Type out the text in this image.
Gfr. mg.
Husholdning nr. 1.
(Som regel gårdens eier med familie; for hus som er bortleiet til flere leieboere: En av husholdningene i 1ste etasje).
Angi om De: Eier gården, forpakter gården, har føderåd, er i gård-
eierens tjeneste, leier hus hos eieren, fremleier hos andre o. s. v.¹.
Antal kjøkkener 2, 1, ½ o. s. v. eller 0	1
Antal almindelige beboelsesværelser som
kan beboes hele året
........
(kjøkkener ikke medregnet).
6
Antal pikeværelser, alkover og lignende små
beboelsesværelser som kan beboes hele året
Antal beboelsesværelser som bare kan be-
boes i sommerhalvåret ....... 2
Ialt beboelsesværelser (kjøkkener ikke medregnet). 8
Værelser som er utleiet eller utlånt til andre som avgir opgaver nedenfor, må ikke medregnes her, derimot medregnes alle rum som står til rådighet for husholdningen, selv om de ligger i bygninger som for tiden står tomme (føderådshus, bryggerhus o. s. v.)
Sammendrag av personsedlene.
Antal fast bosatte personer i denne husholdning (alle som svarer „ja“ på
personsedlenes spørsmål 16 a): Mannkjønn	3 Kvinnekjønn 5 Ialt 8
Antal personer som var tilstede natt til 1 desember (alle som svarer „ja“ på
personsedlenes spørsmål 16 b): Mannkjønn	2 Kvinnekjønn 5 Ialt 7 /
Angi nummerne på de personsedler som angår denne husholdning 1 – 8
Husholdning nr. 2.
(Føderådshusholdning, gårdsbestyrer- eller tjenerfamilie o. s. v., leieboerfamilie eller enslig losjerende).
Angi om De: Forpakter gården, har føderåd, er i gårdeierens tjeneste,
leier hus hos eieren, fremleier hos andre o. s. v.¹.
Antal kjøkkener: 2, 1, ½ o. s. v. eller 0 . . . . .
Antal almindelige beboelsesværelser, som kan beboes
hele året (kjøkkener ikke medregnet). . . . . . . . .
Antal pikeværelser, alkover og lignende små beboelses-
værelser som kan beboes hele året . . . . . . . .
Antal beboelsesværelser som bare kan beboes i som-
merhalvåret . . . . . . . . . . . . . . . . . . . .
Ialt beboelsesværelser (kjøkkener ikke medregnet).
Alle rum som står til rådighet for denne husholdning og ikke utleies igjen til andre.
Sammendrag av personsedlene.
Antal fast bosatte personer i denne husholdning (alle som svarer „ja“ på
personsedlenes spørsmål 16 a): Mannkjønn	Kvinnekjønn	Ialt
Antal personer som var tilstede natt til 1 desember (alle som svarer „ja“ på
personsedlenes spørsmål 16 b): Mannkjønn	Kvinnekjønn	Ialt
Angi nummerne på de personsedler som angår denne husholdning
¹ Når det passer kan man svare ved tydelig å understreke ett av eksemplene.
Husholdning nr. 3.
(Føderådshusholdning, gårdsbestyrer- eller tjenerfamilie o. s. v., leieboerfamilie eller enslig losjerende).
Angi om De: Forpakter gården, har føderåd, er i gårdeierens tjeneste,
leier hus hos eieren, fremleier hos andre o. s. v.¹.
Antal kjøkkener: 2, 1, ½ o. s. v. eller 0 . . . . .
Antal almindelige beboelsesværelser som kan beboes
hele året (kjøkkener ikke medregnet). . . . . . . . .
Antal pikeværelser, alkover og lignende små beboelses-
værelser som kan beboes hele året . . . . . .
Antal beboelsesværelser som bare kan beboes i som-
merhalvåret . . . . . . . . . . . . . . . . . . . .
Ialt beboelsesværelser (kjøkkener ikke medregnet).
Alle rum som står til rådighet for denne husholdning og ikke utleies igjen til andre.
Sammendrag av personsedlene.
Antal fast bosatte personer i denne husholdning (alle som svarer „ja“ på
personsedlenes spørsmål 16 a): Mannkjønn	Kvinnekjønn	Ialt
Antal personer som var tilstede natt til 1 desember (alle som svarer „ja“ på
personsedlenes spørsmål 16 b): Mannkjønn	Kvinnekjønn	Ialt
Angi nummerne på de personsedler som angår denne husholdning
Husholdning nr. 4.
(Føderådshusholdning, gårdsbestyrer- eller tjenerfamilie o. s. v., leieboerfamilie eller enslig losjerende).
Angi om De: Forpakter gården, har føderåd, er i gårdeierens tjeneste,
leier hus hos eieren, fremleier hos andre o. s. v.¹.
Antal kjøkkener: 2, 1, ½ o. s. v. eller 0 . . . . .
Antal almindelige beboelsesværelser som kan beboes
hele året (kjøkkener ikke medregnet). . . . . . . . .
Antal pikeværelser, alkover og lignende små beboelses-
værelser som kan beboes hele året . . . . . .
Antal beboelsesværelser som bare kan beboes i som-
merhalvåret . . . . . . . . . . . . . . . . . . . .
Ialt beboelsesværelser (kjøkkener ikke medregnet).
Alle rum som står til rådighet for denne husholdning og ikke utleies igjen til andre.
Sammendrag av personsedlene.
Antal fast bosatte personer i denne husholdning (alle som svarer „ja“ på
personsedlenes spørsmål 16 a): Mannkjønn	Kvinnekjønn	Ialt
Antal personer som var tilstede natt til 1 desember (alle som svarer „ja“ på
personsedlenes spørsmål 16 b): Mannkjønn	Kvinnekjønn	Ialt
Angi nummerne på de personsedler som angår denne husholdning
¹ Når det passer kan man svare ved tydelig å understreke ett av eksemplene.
▬▬▬▬▬▬
Quote each line above in full, word for word.

Type out the text in this image.
Gfr. mg.
Husholdning nr. 1.
(Som regel gårdens eier med familie; for hus som er bortleiet til flere leieboere: En av husholdningene i 1ste etasje).
Angi om De: Eier gården, forpakter gården, har føderåd, er i gård-
eierens tjeneste, leier hus hos eieren, fremleier hos andre o. s. v.¹.
Antal kjøkkener 2, 1, ½ o. s. v. eller 0	1
Antal almindelige beboelsesværelser som
kan beboes hele året
........
(kjøkkener ikke medregnet).
6
Antal pikeværelser, alkover og lignende små
beboelsesværelser som kan beboes hele året
Antal beboelsesværelser som bare kan be-
boes i sommerhalvåret ....... 2
Ialt beboelsesværelser (kjøkkener ikke medregnet). 8
Værelser som er utleiet eller utlånt til andre som avgir opgaver nedenfor, må ikke medregnes her, derimot medregnes alle rum som står til rådighet for husholdningen, selv om de ligger i bygninger som for tiden står tomme (føderådshus, bryggerhus o. s. v.)
Sammendrag av personsedlene.
Antal fast bosatte personer i denne husholdning (alle som svarer „ja“ på
personsedlenes spørsmål 16 a): Mannkjønn	3 Kvinnekjønn 5 Ialt 8
Antal personer som var tilstede natt til 1 desember (alle som svarer „ja“ på
personsedlenes spørsmål 16 b): Mannkjønn	2 Kvinnekjønn 5 Ialt 7 /
Angi nummerne på de personsedler som angår denne husholdning 1 – 8
Husholdning nr. 2.
(Føderådshusholdning, gårdsbestyrer- eller tjenerfamilie o. s. v., leieboerfamilie eller enslig losjerende).
Angi om De: Forpakter gården, har føderåd, er i gårdeierens tjeneste,
leier hus hos eieren, fremleier hos andre o. s. v.¹.
Antal kjøkkener: 2, 1, ½ o. s. v. eller 0 . . . . .
Antal almindelige beboelsesværelser, som kan beboes
hele året (kjøkkener ikke medregnet). . . . . . . . .
Antal pikeværelser, alkover og lignende små beboelses-
værelser som kan beboes hele året . . . . . . . .
Antal beboelsesværelser som bare kan beboes i som-
merhalvåret . . . . . . . . . . . . . . . . . . . .
Ialt beboelsesværelser (kjøkkener ikke medregnet).
Alle rum som står til rådighet for denne husholdning og ikke utleies igjen til andre.
Sammendrag av personsedlene.
Antal fast bosatte personer i denne husholdning (alle som svarer „ja“ på
personsedlenes spørsmål 16 a): Mannkjønn	Kvinnekjønn	Ialt
Antal personer som var tilstede natt til 1 desember (alle som svarer „ja“ på
personsedlenes spørsmål 16 b): Mannkjønn	Kvinnekjønn	Ialt
Angi nummerne på de personsedler som angår denne husholdning
¹ Når det passer kan man svare ved tydelig å understreke ett av eksemplene.
Husholdning nr. 3.
(Føderådshusholdning, gårdsbestyrer- eller tjenerfamilie o. s. v., leieboerfamilie eller enslig losjerende).
Angi om De: Forpakter gården, har føderåd, er i gårdeierens tjeneste,
leier hus hos eieren, fremleier hos andre o. s. v.¹.
Antal kjøkkener: 2, 1, ½ o. s. v. eller 0 . . . . .
Antal almindelige beboelsesværelser som kan beboes
hele året (kjøkkener ikke medregnet). . . . . . . . .
Antal pikeværelser, alkover og lignende små beboelses-
værelser som kan beboes hele året . . . . . .
Antal beboelsesværelser som bare kan beboes i som-
merhalvåret . . . . . . . . . . . . . . . . . . . .
Ialt beboelsesværelser (kjøkkener ikke medregnet).
Alle rum som står til rådighet for denne husholdning og ikke utleies igjen til andre.
Sammendrag av personsedlene.
Antal fast bosatte personer i denne husholdning (alle som svarer „ja“ på
personsedlenes spørsmål 16 a): Mannkjønn	Kvinnekjønn	Ialt
Antal personer som var tilstede natt til 1 desember (alle som svarer „ja“ på
personsedlenes spørsmål 16 b): Mannkjønn	Kvinnekjønn	Ialt
Angi nummerne på de personsedler som angår denne husholdning
Husholdning nr. 4.
(Føderådshusholdning, gårdsbestyrer- eller tjenerfamilie o. s. v., leieboerfamilie eller enslig losjerende).
Angi om De: Forpakter gården, har føderåd, er i gårdeierens tjeneste,
leier hus hos eieren, fremleier hos andre o. s. v.¹.
Antal kjøkkener: 2, 1, ½ o. s. v. eller 0 . . . . .
Antal almindelige beboelsesværelser som kan beboes
hele året (kjøkkener ikke medregnet). . . . . . . . .
Antal pikeværelser, alkover og lignende små beboelses-
værelser som kan beboes hele året . . . . . .
Antal beboelsesværelser som bare kan beboes i som-
merhalvåret . . . . . . . . . . . . . . . . . . . .
Ialt beboelsesværelser (kjøkkener ikke medregnet).
Alle rum som står til rådighet for denne husholdning og ikke utleies igjen til andre.
Sammendrag av personsedlene.
Antal fast bosatte personer i denne husholdning (alle som svarer „ja“ på
personsedlenes spørsmål 16 a): Mannkjønn	Kvinnekjønn	Ialt
Antal personer som var tilstede natt til 1 desember (alle som svarer „ja“ på
personsedlenes spørsmål 16 b): Mannkjønn	Kvinnekjønn	Ialt
Angi nummerne på de personsedler som angår denne husholdning
¹ Når det passer kan man svare ved tydelig å understreke ett av eksemplene.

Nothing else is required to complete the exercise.